● TASK STATEMENT
Reproduce all entries precisely as they are written.

● SOURCE DATA
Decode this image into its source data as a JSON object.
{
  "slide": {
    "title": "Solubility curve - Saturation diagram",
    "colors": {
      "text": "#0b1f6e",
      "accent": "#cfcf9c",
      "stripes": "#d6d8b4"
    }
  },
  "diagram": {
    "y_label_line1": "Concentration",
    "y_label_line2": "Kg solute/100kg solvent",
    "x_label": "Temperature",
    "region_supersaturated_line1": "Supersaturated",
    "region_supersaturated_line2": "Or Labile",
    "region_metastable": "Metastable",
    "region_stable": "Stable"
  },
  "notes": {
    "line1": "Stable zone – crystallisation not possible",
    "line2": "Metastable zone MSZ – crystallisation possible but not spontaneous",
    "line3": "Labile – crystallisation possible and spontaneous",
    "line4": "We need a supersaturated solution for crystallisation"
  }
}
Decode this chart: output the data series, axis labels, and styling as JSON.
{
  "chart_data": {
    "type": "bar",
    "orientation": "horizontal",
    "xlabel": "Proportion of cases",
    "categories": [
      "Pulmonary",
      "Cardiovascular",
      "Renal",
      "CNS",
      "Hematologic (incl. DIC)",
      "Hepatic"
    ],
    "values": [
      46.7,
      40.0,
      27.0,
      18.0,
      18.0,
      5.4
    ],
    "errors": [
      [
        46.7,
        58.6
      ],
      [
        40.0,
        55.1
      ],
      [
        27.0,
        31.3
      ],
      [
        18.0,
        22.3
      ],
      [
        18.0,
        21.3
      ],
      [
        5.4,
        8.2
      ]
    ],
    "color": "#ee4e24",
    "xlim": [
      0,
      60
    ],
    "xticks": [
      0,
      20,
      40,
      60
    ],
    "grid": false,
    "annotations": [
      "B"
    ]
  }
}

● TASK RESULT
Decode this image into its source data as a JSON object.
{
  "slide": {
    "title": "Solubility curve - Saturation diagram",
    "colors": {
      "text": "#0b1f6e",
      "accent": "#cfcf9c",
      "stripes": "#d6d8b4"
    }
  },
  "diagram": {
    "y_label_line1": "Concentration",
    "y_label_line2": "Kg solute/100kg solvent",
    "x_label": "Temperature",
    "region_supersaturated_line1": "Supersaturated",
    "region_supersaturated_line2": "Or Labile",
    "region_metastable": "Metastable",
    "region_stable": "Stable"
  },
  "notes": {
    "line1": "Stable zone – crystallisation not possible",
    "line2": "Metastable zone MSZ – crystallisation possible but not spontaneous",
    "line3": "Labile – crystallisation possible and spontaneous",
    "line4": "We need a supersaturated solution for crystallisation"
  }
}
Decode this chart: output the data series, axis labels, and styling as JSON.
{
  "chart_data": {
    "type": "bar",
    "orientation": "horizontal",
    "xlabel": "Proportion of cases",
    "categories": [
      "Pulmonary",
      "Cardiovascular",
      "Renal",
      "CNS",
      "Hematologic (incl. DIC)",
      "Hepatic"
    ],
    "values": [
      46.7,
      40.0,
      27.0,
      18.0,
      18.0,
      5.4
    ],
    "errors": [
      [
        46.7,
        58.6
      ],
      [
        40.0,
        55.1
      ],
      [
        27.0,
        31.3
      ],
      [
        18.0,
        22.3
      ],
      [
        18.0,
        21.3
      ],
      [
        5.4,
        8.2
      ]
    ],
    "color": "#ee4e24",
    "xlim": [
      0,
      60
    ],
    "xticks": [
      0,
      20,
      40,
      60
    ],
    "grid": false,
    "annotations": [
      "B"
    ]
  }
}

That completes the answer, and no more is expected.